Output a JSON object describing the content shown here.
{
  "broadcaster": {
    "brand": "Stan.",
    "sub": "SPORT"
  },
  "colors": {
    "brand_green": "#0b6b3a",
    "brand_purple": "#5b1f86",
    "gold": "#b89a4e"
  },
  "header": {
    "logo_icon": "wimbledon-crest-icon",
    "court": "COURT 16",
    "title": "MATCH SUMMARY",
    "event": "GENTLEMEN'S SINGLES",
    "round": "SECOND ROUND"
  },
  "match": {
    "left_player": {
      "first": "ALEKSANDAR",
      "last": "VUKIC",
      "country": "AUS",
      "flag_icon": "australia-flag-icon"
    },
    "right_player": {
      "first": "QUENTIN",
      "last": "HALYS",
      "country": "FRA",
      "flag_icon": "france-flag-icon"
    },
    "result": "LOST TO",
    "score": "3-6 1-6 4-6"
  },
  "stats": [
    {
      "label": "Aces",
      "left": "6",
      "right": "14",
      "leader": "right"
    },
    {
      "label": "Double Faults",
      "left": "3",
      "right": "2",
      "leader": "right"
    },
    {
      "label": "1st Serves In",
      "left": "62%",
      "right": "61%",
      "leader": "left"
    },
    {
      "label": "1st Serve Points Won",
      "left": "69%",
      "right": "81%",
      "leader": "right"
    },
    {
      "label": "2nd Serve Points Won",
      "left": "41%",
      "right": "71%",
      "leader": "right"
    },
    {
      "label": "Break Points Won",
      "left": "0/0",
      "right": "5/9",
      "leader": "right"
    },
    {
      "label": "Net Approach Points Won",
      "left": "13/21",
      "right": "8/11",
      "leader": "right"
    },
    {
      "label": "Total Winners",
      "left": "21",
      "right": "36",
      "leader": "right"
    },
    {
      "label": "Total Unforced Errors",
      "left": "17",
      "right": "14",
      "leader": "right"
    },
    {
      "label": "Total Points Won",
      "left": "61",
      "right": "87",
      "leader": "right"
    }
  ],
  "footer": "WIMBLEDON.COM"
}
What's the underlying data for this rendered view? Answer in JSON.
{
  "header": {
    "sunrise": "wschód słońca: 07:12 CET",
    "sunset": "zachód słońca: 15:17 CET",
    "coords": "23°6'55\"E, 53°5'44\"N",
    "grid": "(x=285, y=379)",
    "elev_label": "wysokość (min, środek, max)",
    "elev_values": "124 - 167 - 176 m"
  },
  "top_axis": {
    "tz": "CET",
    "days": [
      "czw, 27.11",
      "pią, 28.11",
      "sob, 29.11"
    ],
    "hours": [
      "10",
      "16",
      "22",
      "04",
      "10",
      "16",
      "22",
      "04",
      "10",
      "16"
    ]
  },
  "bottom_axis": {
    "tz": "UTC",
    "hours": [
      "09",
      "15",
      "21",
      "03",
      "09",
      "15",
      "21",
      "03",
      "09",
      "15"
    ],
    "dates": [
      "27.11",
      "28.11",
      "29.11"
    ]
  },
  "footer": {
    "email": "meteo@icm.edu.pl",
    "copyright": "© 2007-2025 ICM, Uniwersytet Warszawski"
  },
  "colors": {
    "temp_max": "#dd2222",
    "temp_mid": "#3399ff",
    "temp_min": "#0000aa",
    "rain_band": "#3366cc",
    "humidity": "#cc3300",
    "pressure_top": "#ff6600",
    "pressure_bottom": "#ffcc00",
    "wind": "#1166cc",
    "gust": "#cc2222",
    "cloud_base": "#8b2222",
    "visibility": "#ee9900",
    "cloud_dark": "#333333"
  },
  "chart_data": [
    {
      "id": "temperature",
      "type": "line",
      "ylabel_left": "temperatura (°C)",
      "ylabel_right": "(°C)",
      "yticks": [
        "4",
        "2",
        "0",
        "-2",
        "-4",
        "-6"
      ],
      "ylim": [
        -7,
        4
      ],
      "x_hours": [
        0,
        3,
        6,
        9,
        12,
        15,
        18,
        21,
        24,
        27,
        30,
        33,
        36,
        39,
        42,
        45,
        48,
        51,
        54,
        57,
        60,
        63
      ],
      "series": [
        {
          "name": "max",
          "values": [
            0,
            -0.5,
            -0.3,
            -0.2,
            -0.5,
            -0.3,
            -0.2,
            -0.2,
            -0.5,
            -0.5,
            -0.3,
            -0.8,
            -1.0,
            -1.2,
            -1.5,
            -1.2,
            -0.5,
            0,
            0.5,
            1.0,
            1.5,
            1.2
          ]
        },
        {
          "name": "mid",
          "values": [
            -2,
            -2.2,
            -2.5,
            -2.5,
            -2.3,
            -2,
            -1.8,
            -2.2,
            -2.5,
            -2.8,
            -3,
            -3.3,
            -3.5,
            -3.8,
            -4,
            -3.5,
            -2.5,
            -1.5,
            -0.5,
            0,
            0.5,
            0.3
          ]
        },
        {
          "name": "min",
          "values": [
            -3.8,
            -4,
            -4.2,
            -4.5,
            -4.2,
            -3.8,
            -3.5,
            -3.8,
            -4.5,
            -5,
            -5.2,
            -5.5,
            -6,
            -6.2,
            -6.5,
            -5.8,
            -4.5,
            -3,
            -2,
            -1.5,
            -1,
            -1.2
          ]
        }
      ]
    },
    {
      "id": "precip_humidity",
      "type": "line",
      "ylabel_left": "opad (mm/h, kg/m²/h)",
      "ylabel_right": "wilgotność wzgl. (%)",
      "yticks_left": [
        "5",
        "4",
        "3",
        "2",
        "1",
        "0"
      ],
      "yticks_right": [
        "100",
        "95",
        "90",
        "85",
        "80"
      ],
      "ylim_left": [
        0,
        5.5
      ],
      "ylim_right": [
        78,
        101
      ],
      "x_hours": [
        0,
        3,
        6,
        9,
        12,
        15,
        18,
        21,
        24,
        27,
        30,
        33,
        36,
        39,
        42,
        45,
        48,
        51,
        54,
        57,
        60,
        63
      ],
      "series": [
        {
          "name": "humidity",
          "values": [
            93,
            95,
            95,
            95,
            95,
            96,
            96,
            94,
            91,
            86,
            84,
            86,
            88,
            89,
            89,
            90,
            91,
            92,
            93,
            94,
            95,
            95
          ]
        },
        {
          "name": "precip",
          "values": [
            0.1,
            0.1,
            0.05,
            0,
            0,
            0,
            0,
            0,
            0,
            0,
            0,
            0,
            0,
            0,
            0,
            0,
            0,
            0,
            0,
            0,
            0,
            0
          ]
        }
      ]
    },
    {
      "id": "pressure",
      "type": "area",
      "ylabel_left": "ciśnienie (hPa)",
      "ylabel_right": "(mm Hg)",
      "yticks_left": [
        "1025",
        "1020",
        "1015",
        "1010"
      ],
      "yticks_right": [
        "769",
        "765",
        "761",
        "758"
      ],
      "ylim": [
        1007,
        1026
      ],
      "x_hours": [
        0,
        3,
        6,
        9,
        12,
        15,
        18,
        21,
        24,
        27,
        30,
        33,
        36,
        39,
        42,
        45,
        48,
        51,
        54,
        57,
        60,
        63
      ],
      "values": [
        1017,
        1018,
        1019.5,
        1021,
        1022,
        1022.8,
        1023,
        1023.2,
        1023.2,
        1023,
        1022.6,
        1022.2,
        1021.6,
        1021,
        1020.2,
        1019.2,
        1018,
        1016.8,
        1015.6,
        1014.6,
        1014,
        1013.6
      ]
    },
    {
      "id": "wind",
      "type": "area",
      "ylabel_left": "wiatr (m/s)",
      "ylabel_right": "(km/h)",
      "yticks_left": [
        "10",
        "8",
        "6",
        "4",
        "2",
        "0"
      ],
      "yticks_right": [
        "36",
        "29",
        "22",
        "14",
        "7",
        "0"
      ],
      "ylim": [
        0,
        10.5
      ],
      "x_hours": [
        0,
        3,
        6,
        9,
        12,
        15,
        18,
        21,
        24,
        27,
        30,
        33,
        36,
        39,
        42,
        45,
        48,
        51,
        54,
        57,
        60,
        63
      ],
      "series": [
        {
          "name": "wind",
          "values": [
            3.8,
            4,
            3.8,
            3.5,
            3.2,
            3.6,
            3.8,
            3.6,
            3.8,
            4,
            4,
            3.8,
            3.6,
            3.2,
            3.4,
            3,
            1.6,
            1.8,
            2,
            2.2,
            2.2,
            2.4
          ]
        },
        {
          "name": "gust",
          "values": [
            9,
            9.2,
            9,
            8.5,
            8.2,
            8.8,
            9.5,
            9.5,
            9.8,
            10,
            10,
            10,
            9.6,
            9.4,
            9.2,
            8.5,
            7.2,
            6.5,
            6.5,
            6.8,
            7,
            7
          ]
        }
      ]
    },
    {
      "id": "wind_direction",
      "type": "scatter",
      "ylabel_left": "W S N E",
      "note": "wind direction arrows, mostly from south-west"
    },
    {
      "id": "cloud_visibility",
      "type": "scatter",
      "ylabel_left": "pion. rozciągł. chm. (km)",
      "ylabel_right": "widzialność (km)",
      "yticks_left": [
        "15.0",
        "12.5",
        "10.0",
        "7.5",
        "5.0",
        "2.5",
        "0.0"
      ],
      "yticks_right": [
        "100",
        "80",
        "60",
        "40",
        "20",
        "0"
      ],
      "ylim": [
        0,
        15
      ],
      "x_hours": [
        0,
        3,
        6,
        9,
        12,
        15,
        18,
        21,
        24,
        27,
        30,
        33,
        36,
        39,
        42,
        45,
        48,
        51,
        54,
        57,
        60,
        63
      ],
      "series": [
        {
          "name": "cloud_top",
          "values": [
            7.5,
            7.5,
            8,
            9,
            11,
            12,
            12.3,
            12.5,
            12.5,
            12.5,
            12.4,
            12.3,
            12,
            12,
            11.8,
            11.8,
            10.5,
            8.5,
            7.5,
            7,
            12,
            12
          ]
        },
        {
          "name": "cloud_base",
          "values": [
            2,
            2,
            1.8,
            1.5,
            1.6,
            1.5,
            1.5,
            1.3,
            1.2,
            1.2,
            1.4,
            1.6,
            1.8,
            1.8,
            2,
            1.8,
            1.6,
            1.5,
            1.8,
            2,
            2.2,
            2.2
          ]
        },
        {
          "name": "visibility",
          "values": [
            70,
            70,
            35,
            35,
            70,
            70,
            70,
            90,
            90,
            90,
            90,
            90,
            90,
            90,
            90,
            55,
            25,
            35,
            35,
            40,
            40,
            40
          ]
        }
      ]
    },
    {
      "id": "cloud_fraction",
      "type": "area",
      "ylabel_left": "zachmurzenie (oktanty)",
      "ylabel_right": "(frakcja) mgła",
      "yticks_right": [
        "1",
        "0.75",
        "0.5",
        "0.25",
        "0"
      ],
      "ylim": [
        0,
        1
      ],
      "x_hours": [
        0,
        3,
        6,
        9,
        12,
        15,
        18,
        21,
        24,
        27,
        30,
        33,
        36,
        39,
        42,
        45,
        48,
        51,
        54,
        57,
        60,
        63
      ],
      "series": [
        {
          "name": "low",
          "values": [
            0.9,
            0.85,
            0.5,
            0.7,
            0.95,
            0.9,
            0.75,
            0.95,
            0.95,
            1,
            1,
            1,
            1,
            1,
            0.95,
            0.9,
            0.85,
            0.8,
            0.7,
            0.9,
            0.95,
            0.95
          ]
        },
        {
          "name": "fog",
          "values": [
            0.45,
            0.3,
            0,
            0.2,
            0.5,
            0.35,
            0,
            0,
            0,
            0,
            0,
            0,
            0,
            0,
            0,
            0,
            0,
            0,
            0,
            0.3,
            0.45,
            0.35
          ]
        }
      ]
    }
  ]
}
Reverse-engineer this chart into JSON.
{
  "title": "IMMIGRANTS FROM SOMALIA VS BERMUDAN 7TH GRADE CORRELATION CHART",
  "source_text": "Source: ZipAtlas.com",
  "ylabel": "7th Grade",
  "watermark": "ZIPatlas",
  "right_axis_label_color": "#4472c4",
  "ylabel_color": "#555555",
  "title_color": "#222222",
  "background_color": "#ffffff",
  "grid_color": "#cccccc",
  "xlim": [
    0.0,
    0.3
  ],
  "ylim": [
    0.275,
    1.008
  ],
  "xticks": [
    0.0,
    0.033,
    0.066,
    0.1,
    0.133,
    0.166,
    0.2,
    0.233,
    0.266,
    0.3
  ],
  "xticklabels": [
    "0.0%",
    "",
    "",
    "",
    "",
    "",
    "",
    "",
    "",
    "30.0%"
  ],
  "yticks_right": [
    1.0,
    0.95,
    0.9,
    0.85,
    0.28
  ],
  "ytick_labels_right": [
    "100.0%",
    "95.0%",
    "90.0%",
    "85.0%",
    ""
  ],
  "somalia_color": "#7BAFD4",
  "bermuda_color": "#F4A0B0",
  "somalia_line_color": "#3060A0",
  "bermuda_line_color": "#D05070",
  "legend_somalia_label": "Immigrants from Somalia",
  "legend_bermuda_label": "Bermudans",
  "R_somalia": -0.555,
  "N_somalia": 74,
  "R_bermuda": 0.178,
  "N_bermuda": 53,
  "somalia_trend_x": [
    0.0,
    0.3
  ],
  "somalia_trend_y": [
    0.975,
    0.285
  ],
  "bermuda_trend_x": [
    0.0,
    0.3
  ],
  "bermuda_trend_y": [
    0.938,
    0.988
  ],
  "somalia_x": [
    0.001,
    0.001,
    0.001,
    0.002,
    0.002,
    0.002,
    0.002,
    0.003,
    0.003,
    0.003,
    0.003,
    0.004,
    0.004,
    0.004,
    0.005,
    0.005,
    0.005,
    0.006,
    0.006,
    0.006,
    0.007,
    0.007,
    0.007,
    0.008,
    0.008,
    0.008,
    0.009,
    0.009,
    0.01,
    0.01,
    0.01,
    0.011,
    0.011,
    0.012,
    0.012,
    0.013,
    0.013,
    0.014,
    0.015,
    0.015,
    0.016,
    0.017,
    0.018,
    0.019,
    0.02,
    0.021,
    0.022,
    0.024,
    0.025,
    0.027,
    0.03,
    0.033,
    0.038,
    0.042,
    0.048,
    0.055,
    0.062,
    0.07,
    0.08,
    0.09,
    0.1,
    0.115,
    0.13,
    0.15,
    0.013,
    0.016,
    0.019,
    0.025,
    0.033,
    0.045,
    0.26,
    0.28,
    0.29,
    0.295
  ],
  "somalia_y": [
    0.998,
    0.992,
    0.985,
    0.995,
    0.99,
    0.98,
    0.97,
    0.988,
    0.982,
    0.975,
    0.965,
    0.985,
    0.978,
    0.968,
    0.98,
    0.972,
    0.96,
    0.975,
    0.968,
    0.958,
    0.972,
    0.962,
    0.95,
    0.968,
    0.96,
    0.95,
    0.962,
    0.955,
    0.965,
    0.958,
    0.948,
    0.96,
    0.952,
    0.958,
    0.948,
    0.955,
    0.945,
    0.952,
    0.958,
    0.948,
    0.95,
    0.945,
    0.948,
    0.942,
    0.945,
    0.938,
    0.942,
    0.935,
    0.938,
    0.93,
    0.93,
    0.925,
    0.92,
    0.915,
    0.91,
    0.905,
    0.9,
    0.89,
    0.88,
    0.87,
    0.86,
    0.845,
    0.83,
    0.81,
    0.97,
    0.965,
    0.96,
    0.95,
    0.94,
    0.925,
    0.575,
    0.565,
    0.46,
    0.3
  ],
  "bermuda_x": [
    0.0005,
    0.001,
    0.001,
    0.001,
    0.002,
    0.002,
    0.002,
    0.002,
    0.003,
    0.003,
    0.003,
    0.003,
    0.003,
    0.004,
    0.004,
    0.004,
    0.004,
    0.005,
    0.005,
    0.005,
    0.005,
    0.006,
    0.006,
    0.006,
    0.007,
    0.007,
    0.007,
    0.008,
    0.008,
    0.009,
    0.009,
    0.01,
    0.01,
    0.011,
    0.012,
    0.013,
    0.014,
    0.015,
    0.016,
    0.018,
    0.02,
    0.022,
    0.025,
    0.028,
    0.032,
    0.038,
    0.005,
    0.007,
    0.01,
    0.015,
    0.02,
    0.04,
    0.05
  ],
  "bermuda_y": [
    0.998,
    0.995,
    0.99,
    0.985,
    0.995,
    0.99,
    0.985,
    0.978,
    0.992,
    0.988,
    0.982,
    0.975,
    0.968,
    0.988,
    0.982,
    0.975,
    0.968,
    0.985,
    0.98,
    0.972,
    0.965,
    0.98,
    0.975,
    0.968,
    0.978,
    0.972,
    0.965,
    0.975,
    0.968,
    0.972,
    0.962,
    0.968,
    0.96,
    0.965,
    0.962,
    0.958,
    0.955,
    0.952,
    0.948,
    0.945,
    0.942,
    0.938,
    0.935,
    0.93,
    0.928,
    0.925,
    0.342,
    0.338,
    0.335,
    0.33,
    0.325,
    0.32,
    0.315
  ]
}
..........
-- Directive --
Go through the entries above and pull out each line with "this" in it.

-- Correct answer --
What's the underlying data for this rendered view? Answer in JSON.
Reverse-engineer this chart into JSON.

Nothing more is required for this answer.